>>>>
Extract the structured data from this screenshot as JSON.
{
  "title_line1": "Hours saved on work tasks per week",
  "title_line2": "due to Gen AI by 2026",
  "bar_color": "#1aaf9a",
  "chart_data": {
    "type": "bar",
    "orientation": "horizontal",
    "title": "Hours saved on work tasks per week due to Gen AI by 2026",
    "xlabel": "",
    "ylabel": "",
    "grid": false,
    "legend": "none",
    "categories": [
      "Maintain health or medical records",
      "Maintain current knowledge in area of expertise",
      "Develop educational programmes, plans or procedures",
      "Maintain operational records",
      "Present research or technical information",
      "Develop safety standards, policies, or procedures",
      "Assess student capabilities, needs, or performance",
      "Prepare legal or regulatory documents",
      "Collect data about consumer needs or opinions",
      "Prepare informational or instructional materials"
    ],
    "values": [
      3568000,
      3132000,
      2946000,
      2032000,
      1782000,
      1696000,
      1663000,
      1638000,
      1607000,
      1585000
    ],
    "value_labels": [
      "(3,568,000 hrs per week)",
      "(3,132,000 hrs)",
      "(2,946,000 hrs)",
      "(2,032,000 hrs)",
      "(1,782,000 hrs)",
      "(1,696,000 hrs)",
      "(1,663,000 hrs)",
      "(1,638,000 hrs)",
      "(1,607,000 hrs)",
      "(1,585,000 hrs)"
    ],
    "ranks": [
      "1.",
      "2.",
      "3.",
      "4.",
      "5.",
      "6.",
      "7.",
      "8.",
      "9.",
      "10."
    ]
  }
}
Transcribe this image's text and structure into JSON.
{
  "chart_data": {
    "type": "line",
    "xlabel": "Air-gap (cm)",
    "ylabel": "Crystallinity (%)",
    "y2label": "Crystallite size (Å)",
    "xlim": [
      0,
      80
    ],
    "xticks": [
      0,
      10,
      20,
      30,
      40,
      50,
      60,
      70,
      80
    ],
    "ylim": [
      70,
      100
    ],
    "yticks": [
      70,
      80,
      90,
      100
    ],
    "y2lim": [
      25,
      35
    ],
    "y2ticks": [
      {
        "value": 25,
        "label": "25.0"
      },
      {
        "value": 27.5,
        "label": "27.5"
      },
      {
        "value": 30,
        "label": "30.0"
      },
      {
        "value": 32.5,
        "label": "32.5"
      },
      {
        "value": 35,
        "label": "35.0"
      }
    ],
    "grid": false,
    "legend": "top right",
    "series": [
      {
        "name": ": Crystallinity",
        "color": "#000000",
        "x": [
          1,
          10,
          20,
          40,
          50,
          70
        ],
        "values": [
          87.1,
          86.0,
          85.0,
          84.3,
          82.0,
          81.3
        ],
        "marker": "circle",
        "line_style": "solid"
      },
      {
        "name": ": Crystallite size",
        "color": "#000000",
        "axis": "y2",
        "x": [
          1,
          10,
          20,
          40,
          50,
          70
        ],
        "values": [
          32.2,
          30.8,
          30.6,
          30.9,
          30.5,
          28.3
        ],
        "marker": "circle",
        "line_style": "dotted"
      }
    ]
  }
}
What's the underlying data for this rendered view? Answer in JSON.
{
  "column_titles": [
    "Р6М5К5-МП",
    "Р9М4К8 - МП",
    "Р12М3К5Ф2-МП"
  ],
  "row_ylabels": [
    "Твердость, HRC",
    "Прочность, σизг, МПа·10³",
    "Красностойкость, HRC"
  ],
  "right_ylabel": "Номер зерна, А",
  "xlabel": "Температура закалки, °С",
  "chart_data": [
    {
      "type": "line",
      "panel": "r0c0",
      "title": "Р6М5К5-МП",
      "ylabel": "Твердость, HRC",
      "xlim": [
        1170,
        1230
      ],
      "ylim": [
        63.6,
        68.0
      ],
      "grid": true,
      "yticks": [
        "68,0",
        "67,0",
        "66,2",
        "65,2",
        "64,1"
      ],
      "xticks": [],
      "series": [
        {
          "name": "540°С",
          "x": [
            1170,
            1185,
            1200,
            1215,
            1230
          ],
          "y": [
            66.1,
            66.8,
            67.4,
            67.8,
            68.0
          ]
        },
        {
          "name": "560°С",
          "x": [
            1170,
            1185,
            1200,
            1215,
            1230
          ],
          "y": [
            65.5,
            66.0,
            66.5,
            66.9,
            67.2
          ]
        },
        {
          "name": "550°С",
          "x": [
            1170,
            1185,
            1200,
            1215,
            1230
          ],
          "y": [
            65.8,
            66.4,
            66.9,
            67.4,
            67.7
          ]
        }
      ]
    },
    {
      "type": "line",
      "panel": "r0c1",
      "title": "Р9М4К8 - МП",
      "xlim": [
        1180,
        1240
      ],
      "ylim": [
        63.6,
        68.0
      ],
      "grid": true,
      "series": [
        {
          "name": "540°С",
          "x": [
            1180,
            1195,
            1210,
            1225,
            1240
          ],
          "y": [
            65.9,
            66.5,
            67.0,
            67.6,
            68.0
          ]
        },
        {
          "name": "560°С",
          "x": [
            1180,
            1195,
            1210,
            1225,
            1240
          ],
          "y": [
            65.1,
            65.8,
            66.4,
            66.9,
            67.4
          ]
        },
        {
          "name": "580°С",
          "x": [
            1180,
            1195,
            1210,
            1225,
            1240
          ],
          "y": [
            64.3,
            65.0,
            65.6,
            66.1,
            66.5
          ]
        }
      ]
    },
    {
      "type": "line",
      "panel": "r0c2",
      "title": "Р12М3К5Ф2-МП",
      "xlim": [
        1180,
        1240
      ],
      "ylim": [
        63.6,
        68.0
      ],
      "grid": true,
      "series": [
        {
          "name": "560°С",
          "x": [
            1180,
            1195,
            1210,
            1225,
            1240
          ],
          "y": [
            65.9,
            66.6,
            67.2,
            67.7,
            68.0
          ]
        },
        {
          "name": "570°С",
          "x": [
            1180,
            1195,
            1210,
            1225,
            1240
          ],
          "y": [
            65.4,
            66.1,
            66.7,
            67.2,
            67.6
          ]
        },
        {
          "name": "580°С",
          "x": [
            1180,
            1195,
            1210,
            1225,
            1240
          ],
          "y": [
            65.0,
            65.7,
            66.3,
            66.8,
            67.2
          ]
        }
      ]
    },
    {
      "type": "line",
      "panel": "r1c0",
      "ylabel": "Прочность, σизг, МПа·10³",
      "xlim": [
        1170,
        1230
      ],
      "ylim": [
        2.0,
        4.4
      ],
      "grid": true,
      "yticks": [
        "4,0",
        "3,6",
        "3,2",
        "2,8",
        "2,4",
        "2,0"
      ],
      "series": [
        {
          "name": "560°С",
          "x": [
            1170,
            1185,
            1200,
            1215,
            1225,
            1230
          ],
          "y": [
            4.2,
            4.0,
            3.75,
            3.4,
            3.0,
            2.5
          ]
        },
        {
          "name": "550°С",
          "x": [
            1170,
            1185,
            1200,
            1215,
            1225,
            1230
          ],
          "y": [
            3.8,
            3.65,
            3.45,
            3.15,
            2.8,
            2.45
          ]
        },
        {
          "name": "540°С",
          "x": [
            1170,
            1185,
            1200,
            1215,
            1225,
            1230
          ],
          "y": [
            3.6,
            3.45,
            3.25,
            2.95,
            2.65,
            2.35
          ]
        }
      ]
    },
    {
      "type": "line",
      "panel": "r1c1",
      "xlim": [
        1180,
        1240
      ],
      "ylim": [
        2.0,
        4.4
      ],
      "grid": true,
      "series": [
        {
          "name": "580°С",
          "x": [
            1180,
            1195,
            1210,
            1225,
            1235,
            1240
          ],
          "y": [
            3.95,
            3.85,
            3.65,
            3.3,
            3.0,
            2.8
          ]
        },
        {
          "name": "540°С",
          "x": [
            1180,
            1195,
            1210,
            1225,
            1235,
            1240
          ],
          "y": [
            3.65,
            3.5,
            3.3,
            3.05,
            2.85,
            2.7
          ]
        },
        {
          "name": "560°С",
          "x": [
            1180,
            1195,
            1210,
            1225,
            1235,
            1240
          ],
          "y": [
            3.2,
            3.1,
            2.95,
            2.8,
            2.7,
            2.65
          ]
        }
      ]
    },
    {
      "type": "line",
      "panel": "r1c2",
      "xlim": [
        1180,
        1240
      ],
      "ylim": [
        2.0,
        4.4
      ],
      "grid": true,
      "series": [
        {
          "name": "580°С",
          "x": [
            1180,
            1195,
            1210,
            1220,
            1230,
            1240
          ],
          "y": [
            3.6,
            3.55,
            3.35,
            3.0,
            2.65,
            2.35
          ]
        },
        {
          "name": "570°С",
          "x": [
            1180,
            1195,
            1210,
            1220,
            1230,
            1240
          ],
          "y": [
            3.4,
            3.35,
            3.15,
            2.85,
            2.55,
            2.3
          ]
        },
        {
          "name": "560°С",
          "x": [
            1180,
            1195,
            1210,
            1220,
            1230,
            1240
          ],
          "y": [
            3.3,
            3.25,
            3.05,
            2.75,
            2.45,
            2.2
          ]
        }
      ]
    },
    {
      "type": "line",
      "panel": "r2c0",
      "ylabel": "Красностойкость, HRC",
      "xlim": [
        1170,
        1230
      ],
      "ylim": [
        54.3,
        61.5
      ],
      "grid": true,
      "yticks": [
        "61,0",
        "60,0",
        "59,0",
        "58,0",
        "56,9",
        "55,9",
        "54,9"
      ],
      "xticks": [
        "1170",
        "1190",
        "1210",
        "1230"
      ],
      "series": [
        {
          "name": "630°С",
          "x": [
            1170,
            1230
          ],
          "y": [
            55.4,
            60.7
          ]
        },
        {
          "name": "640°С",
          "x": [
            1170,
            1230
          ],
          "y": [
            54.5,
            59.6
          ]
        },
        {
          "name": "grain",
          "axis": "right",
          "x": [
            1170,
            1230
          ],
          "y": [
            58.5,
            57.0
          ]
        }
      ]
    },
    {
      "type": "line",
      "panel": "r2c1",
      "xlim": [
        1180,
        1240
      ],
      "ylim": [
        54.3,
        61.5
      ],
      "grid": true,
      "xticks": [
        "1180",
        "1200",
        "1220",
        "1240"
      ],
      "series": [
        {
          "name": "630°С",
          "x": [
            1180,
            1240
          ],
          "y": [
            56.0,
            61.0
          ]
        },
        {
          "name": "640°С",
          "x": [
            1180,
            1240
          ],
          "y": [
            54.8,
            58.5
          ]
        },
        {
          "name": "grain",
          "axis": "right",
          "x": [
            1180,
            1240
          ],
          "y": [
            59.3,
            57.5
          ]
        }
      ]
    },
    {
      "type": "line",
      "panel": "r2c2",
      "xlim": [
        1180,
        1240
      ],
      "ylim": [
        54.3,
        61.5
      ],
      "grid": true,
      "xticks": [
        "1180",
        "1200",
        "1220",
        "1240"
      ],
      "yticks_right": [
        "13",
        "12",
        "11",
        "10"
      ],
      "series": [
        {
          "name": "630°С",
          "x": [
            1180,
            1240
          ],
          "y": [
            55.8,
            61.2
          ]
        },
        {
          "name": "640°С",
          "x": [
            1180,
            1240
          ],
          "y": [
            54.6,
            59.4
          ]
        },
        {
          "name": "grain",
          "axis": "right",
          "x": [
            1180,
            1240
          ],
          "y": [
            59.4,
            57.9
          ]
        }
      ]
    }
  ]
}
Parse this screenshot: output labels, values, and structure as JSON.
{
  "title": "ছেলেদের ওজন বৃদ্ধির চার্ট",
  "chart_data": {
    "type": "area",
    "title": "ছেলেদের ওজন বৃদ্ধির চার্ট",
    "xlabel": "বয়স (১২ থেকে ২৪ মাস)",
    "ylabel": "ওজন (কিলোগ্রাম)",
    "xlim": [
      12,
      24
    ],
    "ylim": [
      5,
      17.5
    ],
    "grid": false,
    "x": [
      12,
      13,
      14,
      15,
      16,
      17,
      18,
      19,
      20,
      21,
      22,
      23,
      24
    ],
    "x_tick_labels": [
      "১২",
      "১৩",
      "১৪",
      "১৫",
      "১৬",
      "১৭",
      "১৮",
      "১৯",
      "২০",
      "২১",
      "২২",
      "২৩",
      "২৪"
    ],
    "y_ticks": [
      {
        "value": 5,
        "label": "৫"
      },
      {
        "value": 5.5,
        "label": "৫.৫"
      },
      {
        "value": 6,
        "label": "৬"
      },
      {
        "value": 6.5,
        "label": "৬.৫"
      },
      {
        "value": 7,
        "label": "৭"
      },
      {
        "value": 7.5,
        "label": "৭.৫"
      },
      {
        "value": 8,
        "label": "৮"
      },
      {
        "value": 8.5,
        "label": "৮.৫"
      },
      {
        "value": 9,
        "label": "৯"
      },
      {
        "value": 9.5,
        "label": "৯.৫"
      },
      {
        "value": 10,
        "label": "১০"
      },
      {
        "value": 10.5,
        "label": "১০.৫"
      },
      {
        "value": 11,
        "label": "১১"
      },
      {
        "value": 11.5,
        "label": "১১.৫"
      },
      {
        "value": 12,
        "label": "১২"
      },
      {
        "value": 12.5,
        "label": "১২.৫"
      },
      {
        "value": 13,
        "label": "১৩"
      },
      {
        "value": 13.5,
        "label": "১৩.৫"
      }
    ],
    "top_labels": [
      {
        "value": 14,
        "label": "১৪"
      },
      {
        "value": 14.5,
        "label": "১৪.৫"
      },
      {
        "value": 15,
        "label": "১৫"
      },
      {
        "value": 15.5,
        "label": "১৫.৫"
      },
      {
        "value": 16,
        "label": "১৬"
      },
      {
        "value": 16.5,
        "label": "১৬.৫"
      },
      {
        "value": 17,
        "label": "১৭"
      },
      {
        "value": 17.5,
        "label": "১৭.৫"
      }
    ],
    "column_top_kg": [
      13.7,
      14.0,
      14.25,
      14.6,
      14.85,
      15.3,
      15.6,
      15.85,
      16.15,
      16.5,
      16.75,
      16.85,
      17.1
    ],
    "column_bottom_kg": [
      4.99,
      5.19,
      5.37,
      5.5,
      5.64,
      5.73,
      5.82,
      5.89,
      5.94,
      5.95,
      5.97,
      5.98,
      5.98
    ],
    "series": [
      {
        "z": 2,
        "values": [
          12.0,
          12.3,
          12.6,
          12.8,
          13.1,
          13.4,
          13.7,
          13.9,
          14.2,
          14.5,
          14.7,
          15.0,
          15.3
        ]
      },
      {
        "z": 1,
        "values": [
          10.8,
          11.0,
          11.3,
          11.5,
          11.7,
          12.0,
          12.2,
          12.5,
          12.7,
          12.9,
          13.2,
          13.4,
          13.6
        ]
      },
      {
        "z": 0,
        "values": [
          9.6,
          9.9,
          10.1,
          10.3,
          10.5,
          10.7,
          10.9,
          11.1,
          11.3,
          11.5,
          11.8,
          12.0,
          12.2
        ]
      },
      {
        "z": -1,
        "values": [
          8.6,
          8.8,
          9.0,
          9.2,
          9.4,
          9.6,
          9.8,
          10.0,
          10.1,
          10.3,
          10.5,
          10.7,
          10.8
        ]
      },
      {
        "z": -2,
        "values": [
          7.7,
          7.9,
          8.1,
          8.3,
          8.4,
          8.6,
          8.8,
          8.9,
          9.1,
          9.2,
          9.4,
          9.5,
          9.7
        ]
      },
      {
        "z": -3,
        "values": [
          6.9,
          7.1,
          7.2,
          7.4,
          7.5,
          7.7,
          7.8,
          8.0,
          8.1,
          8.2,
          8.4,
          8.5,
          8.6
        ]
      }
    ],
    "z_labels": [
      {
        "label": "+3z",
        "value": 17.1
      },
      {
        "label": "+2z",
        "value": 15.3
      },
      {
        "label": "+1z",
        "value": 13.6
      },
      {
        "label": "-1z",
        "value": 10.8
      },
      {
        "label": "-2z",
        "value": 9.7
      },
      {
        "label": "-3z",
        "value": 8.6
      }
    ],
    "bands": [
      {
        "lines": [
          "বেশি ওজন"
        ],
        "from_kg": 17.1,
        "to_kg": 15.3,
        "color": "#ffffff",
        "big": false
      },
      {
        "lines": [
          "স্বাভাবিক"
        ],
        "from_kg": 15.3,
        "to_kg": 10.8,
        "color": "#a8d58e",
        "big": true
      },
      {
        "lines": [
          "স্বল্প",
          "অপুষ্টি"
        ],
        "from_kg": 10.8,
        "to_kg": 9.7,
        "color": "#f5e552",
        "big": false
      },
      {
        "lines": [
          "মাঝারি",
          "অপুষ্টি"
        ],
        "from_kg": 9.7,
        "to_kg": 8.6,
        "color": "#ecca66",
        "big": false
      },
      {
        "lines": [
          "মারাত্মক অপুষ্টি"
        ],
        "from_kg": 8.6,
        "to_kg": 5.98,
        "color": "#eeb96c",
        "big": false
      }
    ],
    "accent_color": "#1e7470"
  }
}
<<<<
■ OBJECTIVE ■
Copy each line of the listing that includes "Develop".

■ FINISHED TASK ■
      "Develop educational programmes, plans or procedures",
      "Develop safety standards, policies, or procedures",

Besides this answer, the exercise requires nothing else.